§ GIVEN REQUEST:
Set down each line of the material that follows, exactly, with no pictures.

>> start EXCERPTED RECORDS

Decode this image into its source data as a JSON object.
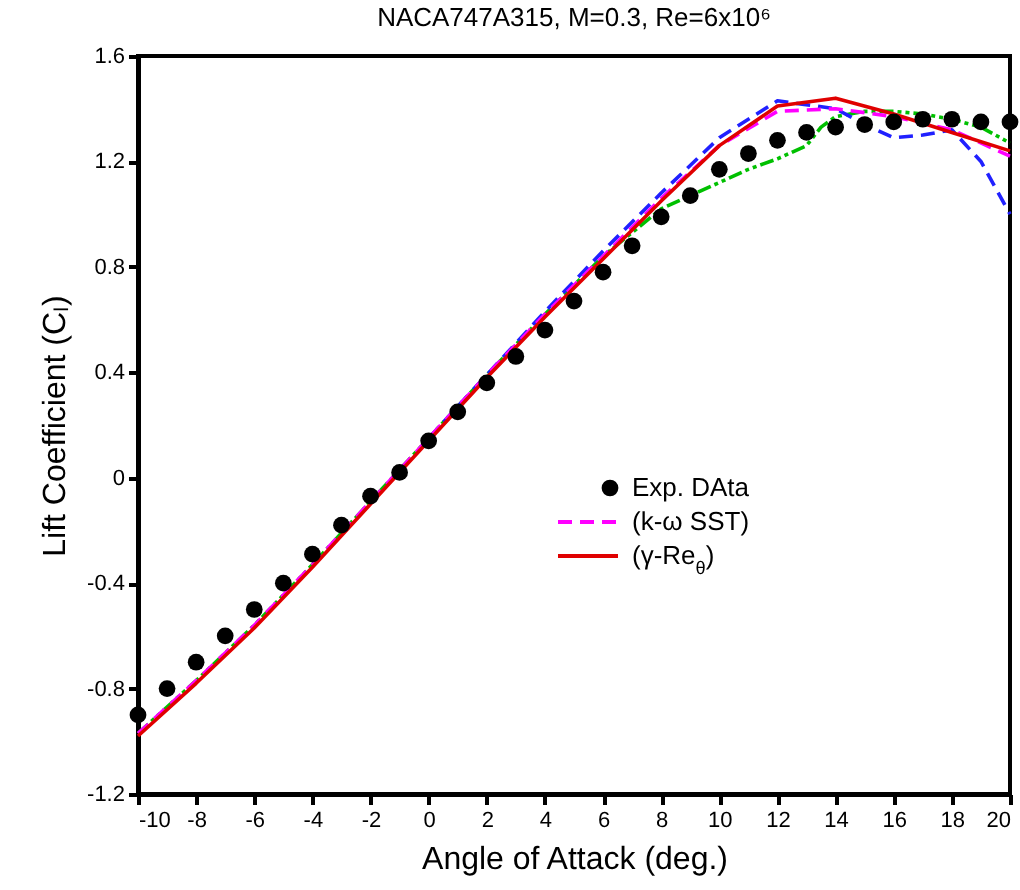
{
  "chart_data": {
    "type": "line",
    "title": "NACA747A315, M=0.3, Re=6x10⁶",
    "xlabel": "Angle of Attack (deg.)",
    "ylabel": "Lift Coefficient (Cₗ)",
    "xlim": [
      -10,
      20
    ],
    "xticks": [
      -10,
      -8,
      -6,
      -4,
      -2,
      0,
      2,
      4,
      6,
      8,
      10,
      12,
      14,
      16,
      18,
      20
    ],
    "ylim": [
      -1.2,
      1.6
    ],
    "yticks": [
      -1.2,
      -0.8,
      -0.4,
      0,
      0.4,
      0.8,
      1.2,
      1.6
    ],
    "grid": false,
    "legend": "bottom right",
    "series": [
      {
        "name": "Exp. DAta",
        "type": "scatter",
        "marker": "circle",
        "color": "#000000",
        "x": [
          -10,
          -9,
          -8,
          -7,
          -6,
          -5,
          -4,
          -3,
          -2,
          -1,
          0,
          1,
          2,
          3,
          4,
          5,
          6,
          7,
          8,
          9,
          10,
          11,
          12,
          13,
          14,
          15,
          16,
          17,
          18,
          19,
          20
        ],
        "values": [
          -0.9,
          -0.8,
          -0.7,
          -0.6,
          -0.5,
          -0.4,
          -0.29,
          -0.18,
          -0.07,
          0.02,
          0.14,
          0.25,
          0.36,
          0.46,
          0.56,
          0.67,
          0.78,
          0.88,
          0.99,
          1.07,
          1.17,
          1.23,
          1.28,
          1.31,
          1.33,
          1.34,
          1.35,
          1.36,
          1.36,
          1.35,
          1.35
        ]
      },
      {
        "type": "line",
        "line_style": "dotted",
        "color": "#00c000",
        "x": [
          -10,
          -8,
          -6,
          -4,
          -2,
          0,
          2,
          4,
          6,
          7,
          8,
          9,
          10,
          11,
          12,
          13,
          13.5,
          14,
          15,
          16,
          17,
          18,
          19,
          20
        ],
        "values": [
          -0.97,
          -0.77,
          -0.56,
          -0.33,
          -0.09,
          0.15,
          0.39,
          0.62,
          0.84,
          0.93,
          1.02,
          1.07,
          1.12,
          1.17,
          1.21,
          1.26,
          1.33,
          1.37,
          1.39,
          1.39,
          1.38,
          1.36,
          1.33,
          1.27
        ]
      },
      {
        "type": "line",
        "line_style": "dashed",
        "color": "#2020ff",
        "x": [
          0,
          2,
          4,
          6,
          8,
          10,
          12,
          14,
          15,
          16,
          17,
          18,
          19,
          20
        ],
        "values": [
          0.15,
          0.39,
          0.63,
          0.86,
          1.08,
          1.29,
          1.43,
          1.4,
          1.34,
          1.29,
          1.3,
          1.32,
          1.2,
          1.0
        ]
      },
      {
        "name": "(k-ω SST)",
        "type": "line",
        "line_style": "dashed",
        "color": "#ff00ff",
        "x": [
          -10,
          -8,
          -6,
          -4,
          -2,
          0,
          2,
          4,
          6,
          8,
          10,
          12,
          14,
          16,
          18,
          20
        ],
        "values": [
          -0.97,
          -0.77,
          -0.56,
          -0.33,
          -0.09,
          0.15,
          0.39,
          0.62,
          0.84,
          1.06,
          1.26,
          1.39,
          1.4,
          1.37,
          1.32,
          1.22
        ]
      },
      {
        "name": "(γ-Re$_{θ}$)",
        "type": "line",
        "line_style": "solid",
        "color": "#e00000",
        "x": [
          -10,
          -8,
          -6,
          -4,
          -2,
          0,
          2,
          4,
          6,
          8,
          10,
          12,
          14,
          16,
          18,
          20
        ],
        "values": [
          -0.98,
          -0.78,
          -0.57,
          -0.34,
          -0.1,
          0.14,
          0.38,
          0.61,
          0.83,
          1.05,
          1.26,
          1.41,
          1.44,
          1.38,
          1.31,
          1.24
        ]
      }
    ]
  }
}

>> end EXCERPTED RECORDS

§ FULL OUTPUT:
Decode this image into its source data as a JSON object.
{
  "chart_data": {
    "type": "line",
    "title": "NACA747A315, M=0.3, Re=6x10⁶",
    "xlabel": "Angle of Attack (deg.)",
    "ylabel": "Lift Coefficient (Cₗ)",
    "xlim": [
      -10,
      20
    ],
    "xticks": [
      -10,
      -8,
      -6,
      -4,
      -2,
      0,
      2,
      4,
      6,
      8,
      10,
      12,
      14,
      16,
      18,
      20
    ],
    "ylim": [
      -1.2,
      1.6
    ],
    "yticks": [
      -1.2,
      -0.8,
      -0.4,
      0,
      0.4,
      0.8,
      1.2,
      1.6
    ],
    "grid": false,
    "legend": "bottom right",
    "series": [
      {
        "name": "Exp. DAta",
        "type": "scatter",
        "marker": "circle",
        "color": "#000000",
        "x": [
          -10,
          -9,
          -8,
          -7,
          -6,
          -5,
          -4,
          -3,
          -2,
          -1,
          0,
          1,
          2,
          3,
          4,
          5,
          6,
          7,
          8,
          9,
          10,
          11,
          12,
          13,
          14,
          15,
          16,
          17,
          18,
          19,
          20
        ],
        "values": [
          -0.9,
          -0.8,
          -0.7,
          -0.6,
          -0.5,
          -0.4,
          -0.29,
          -0.18,
          -0.07,
          0.02,
          0.14,
          0.25,
          0.36,
          0.46,
          0.56,
          0.67,
          0.78,
          0.88,
          0.99,
          1.07,
          1.17,
          1.23,
          1.28,
          1.31,
          1.33,
          1.34,
          1.35,
          1.36,
          1.36,
          1.35,
          1.35
        ]
      },
      {
        "type": "line",
        "line_style": "dotted",
        "color": "#00c000",
        "x": [
          -10,
          -8,
          -6,
          -4,
          -2,
          0,
          2,
          4,
          6,
          7,
          8,
          9,
          10,
          11,
          12,
          13,
          13.5,
          14,
          15,
          16,
          17,
          18,
          19,
          20
        ],
        "values": [
          -0.97,
          -0.77,
          -0.56,
          -0.33,
          -0.09,
          0.15,
          0.39,
          0.62,
          0.84,
          0.93,
          1.02,
          1.07,
          1.12,
          1.17,
          1.21,
          1.26,
          1.33,
          1.37,
          1.39,
          1.39,
          1.38,
          1.36,
          1.33,
          1.27
        ]
      },
      {
        "type": "line",
        "line_style": "dashed",
        "color": "#2020ff",
        "x": [
          0,
          2,
          4,
          6,
          8,
          10,
          12,
          14,
          15,
          16,
          17,
          18,
          19,
          20
        ],
        "values": [
          0.15,
          0.39,
          0.63,
          0.86,
          1.08,
          1.29,
          1.43,
          1.4,
          1.34,
          1.29,
          1.3,
          1.32,
          1.2,
          1.0
        ]
      },
      {
        "name": "(k-ω SST)",
        "type": "line",
        "line_style": "dashed",
        "color": "#ff00ff",
        "x": [
          -10,
          -8,
          -6,
          -4,
          -2,
          0,
          2,
          4,
          6,
          8,
          10,
          12,
          14,
          16,
          18,
          20
        ],
        "values": [
          -0.97,
          -0.77,
          -0.56,
          -0.33,
          -0.09,
          0.15,
          0.39,
          0.62,
          0.84,
          1.06,
          1.26,
          1.39,
          1.4,
          1.37,
          1.32,
          1.22
        ]
      },
      {
        "name": "(γ-Re$_{θ}$)",
        "type": "line",
        "line_style": "solid",
        "color": "#e00000",
        "x": [
          -10,
          -8,
          -6,
          -4,
          -2,
          0,
          2,
          4,
          6,
          8,
          10,
          12,
          14,
          16,
          18,
          20
        ],
        "values": [
          -0.98,
          -0.78,
          -0.57,
          -0.34,
          -0.1,
          0.14,
          0.38,
          0.61,
          0.83,
          1.05,
          1.26,
          1.41,
          1.44,
          1.38,
          1.31,
          1.24
        ]
      }
    ]
  }
}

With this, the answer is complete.